Required task ::
Can you write out all the lines word for word, with no pictures?
----- Data to process -----
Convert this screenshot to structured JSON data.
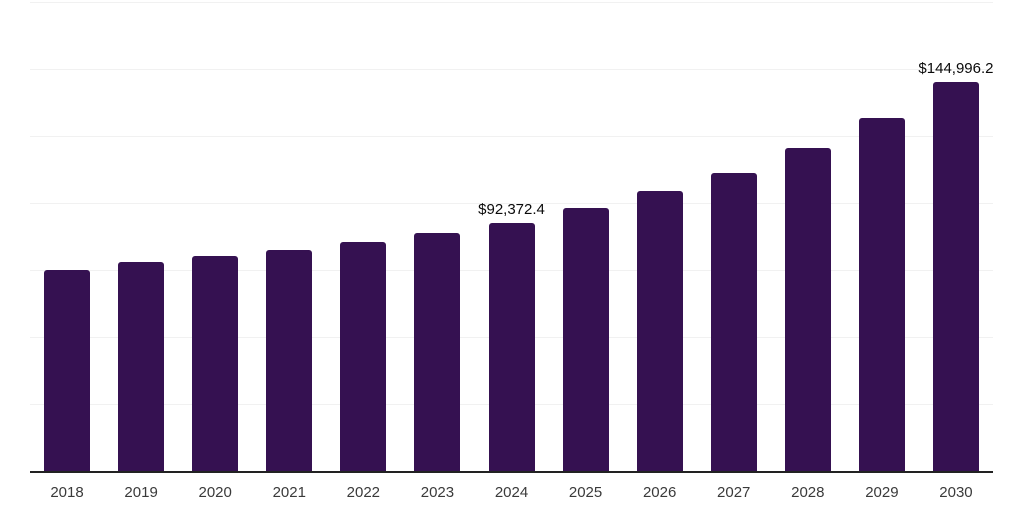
{
  "chart_data": {
    "type": "bar",
    "title": "",
    "xlabel": "",
    "ylabel": "",
    "categories": [
      "2018",
      "2019",
      "2020",
      "2021",
      "2022",
      "2023",
      "2024",
      "2025",
      "2026",
      "2027",
      "2028",
      "2029",
      "2030"
    ],
    "values": [
      75000,
      78000,
      80300,
      82500,
      85400,
      88900,
      92372.4,
      98200,
      104500,
      111200,
      120500,
      131700,
      144996.2
    ],
    "data_labels": [
      "",
      "",
      "",
      "",
      "",
      "",
      "$92,372.4",
      "",
      "",
      "",
      "",
      "",
      "$144,996.2"
    ],
    "ylim": [
      0,
      175000
    ],
    "gridline_interval": 25000,
    "grid": "horizontal",
    "legend_position": "none",
    "colors": {
      "bar": "#351151",
      "axis_line": "#222222",
      "gridline": "#f1f1f1",
      "data_label_text": "#0a0a0a",
      "tick_label_text": "#3a3a3a",
      "background": "#ffffff"
    }
  }
}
-----
Expected answer ::
Convert this screenshot to structured JSON data.
{
  "chart_data": {
    "type": "bar",
    "title": "",
    "xlabel": "",
    "ylabel": "",
    "categories": [
      "2018",
      "2019",
      "2020",
      "2021",
      "2022",
      "2023",
      "2024",
      "2025",
      "2026",
      "2027",
      "2028",
      "2029",
      "2030"
    ],
    "values": [
      75000,
      78000,
      80300,
      82500,
      85400,
      88900,
      92372.4,
      98200,
      104500,
      111200,
      120500,
      131700,
      144996.2
    ],
    "data_labels": [
      "",
      "",
      "",
      "",
      "",
      "",
      "$92,372.4",
      "",
      "",
      "",
      "",
      "",
      "$144,996.2"
    ],
    "ylim": [
      0,
      175000
    ],
    "gridline_interval": 25000,
    "grid": "horizontal",
    "legend_position": "none",
    "colors": {
      "bar": "#351151",
      "axis_line": "#222222",
      "gridline": "#f1f1f1",
      "data_label_text": "#0a0a0a",
      "tick_label_text": "#3a3a3a",
      "background": "#ffffff"
    }
  }
}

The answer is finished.